____ Available records

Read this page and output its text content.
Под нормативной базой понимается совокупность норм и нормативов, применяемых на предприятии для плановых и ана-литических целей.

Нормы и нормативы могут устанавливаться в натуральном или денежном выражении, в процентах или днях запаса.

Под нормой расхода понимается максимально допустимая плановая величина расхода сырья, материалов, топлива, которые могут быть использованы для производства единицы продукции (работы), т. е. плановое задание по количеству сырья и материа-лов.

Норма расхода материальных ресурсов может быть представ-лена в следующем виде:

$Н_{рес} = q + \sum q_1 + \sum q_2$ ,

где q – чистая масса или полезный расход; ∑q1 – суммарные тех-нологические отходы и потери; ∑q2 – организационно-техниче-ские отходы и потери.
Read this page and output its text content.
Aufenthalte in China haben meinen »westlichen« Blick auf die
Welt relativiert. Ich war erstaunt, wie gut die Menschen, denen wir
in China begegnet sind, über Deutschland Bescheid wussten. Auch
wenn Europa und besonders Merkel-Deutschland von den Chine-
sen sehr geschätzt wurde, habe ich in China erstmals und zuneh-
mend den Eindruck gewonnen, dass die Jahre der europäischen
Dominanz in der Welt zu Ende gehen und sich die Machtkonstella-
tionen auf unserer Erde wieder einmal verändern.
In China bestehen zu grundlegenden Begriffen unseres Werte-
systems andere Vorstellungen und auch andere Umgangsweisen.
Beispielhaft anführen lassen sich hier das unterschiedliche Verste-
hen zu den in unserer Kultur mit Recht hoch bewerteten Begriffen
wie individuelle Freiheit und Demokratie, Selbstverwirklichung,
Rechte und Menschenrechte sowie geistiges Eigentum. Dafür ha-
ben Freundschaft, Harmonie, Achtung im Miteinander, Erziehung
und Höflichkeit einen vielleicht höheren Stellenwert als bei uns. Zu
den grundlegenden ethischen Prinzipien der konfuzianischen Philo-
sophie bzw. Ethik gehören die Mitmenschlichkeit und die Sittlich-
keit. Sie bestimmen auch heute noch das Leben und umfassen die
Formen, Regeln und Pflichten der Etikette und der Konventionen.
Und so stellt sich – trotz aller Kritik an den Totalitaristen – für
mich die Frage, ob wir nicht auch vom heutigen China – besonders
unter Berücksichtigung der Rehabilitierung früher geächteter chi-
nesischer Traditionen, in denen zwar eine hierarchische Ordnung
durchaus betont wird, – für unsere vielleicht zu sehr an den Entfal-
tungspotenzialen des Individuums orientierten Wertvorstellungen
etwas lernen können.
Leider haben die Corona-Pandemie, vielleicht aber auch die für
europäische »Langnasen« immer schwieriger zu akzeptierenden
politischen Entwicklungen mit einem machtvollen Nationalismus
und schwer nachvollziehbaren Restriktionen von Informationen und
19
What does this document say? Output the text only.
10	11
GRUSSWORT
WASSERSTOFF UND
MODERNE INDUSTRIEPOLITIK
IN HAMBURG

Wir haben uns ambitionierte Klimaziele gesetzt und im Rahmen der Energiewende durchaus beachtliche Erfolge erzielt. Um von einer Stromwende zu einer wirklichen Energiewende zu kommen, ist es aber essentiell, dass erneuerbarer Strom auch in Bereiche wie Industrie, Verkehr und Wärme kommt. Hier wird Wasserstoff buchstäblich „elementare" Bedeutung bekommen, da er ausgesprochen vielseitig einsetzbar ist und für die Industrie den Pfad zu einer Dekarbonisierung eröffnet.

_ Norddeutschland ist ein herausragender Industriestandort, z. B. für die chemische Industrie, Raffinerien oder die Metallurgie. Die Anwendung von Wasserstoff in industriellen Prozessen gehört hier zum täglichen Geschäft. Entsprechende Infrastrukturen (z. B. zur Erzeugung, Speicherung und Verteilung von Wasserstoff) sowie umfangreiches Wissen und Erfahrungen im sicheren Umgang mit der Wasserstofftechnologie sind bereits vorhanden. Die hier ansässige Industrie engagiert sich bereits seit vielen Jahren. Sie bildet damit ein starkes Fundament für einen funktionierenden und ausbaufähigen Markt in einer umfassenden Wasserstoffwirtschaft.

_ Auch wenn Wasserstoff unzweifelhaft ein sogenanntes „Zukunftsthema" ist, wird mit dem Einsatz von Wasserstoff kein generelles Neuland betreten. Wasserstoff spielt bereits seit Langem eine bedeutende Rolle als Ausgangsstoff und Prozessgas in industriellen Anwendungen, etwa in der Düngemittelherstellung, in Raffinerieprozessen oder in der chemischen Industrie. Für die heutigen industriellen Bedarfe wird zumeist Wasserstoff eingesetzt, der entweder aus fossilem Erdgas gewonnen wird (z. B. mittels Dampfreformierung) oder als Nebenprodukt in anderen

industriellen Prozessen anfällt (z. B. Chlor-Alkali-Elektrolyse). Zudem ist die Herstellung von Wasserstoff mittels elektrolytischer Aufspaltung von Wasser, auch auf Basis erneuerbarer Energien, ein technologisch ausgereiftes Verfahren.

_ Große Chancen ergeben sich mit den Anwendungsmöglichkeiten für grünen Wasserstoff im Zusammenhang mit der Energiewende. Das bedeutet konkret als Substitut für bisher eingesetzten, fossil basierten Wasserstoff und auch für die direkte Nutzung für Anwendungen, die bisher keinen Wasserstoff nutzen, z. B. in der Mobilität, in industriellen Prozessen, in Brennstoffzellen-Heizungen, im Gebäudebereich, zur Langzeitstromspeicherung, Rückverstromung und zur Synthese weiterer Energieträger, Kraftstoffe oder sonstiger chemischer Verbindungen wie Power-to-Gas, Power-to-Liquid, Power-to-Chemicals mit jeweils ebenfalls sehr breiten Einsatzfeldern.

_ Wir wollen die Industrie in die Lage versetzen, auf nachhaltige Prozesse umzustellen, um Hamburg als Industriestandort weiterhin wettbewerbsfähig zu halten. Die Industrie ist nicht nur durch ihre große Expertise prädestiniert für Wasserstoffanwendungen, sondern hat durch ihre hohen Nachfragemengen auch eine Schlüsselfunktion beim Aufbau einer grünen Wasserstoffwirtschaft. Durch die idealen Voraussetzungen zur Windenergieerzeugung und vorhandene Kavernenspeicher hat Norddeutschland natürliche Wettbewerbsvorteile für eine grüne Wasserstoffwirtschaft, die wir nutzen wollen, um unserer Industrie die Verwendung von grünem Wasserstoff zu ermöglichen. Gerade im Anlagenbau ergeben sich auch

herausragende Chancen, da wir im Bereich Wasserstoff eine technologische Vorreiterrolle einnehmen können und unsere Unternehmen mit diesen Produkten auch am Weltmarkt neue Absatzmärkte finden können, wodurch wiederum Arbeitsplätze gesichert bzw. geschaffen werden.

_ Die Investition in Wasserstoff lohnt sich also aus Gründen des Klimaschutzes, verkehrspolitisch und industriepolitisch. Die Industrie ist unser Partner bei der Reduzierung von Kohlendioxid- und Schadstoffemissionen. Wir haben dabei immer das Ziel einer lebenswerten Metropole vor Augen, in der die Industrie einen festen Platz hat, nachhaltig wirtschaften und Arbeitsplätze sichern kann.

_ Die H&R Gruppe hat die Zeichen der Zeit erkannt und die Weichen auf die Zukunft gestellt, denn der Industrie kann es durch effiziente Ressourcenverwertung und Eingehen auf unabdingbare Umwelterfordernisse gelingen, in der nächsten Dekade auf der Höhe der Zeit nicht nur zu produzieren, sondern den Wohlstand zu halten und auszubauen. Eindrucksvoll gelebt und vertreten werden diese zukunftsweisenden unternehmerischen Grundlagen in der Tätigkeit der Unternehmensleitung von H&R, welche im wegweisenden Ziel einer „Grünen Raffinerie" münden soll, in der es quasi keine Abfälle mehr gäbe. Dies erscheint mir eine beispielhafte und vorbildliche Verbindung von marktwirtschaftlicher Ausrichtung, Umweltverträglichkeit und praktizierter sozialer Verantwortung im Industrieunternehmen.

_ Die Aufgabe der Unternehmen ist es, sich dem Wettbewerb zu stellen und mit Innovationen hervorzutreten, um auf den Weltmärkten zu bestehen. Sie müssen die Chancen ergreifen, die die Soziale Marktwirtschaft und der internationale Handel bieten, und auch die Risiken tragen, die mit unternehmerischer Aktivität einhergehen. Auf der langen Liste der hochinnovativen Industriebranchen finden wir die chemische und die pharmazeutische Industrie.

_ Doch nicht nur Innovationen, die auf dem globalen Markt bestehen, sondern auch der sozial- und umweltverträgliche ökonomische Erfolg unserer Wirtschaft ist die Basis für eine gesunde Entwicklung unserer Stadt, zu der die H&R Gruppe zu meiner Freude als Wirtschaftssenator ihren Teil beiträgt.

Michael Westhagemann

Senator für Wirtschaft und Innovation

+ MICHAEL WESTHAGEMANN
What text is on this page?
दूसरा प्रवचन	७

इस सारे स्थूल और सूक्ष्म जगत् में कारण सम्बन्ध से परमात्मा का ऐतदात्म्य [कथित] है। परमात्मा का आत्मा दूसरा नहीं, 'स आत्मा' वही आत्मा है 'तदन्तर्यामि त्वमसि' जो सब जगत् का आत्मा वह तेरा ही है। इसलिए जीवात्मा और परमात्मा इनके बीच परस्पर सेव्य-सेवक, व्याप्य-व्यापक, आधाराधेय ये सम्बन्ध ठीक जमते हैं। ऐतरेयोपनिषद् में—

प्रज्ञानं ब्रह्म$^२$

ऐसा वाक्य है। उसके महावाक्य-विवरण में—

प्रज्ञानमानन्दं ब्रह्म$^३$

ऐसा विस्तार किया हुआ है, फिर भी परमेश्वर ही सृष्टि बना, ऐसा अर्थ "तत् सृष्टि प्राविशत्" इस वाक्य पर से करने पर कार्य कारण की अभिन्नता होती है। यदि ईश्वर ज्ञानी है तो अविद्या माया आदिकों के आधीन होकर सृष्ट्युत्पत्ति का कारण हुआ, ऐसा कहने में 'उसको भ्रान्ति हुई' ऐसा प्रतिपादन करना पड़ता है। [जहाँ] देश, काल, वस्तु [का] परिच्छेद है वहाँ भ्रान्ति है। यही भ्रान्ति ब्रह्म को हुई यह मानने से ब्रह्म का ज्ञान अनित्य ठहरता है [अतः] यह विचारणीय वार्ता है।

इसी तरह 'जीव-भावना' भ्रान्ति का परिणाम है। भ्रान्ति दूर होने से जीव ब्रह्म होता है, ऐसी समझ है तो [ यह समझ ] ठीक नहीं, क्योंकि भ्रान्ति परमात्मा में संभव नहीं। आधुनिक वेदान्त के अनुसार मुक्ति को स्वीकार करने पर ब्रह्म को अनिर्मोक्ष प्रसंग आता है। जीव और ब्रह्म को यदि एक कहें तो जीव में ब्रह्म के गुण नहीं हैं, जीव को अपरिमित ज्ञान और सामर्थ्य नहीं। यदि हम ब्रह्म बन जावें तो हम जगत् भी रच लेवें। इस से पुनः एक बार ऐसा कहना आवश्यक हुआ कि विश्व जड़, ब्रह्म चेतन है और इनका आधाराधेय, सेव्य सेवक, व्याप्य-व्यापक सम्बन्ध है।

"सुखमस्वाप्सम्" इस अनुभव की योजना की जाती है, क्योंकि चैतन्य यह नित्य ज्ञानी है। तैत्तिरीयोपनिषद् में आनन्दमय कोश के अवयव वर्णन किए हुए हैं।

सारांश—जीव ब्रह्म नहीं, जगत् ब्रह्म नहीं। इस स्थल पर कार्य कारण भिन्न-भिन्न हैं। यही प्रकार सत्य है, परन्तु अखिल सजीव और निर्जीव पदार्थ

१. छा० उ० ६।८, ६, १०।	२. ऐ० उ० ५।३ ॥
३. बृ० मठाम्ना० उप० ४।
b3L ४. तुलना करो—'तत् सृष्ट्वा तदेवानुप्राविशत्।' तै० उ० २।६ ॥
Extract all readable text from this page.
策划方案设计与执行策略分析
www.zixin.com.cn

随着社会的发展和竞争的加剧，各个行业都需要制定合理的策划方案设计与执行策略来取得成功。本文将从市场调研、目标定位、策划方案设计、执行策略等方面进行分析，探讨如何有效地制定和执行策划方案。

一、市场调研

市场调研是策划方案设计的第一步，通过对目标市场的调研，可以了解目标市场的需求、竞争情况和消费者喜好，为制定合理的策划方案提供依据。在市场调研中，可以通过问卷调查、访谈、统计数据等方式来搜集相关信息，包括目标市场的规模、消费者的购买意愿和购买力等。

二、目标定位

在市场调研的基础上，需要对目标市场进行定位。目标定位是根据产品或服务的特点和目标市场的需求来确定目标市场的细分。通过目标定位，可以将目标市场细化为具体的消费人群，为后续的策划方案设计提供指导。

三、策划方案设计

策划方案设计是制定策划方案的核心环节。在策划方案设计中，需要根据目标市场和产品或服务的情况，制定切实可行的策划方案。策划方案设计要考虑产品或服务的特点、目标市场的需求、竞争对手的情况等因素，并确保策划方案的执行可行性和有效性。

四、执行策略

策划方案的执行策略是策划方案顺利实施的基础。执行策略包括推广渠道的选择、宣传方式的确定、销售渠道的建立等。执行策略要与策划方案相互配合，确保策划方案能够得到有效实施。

________

What the task asks:
Extract the lines above from the one containing "Extract all readable text from this page." to the last line, both included, exactly as written.

Worked solution:
Extract all readable text from this page.
策划方案设计与执行策略分析
www.zixin.com.cn

随着社会的发展和竞争的加剧，各个行业都需要制定合理的策划方案设计与执行策略来取得成功。本文将从市场调研、目标定位、策划方案设计、执行策略等方面进行分析，探讨如何有效地制定和执行策划方案。

一、市场调研

市场调研是策划方案设计的第一步，通过对目标市场的调研，可以了解目标市场的需求、竞争情况和消费者喜好，为制定合理的策划方案提供依据。在市场调研中，可以通过问卷调查、访谈、统计数据等方式来搜集相关信息，包括目标市场的规模、消费者的购买意愿和购买力等。

二、目标定位

在市场调研的基础上，需要对目标市场进行定位。目标定位是根据产品或服务的特点和目标市场的需求来确定目标市场的细分。通过目标定位，可以将目标市场细化为具体的消费人群，为后续的策划方案设计提供指导。

三、策划方案设计

策划方案设计是制定策划方案的核心环节。在策划方案设计中，需要根据目标市场和产品或服务的情况，制定切实可行的策划方案。策划方案设计要考虑产品或服务的特点、目标市场的需求、竞争对手的情况等因素，并确保策划方案的执行可行性和有效性。

四、执行策略

策划方案的执行策略是策划方案顺利实施的基础。执行策略包括推广渠道的选择、宣传方式的确定、销售渠道的建立等。执行策略要与策划方案相互配合，确保策划方案能够得到有效实施。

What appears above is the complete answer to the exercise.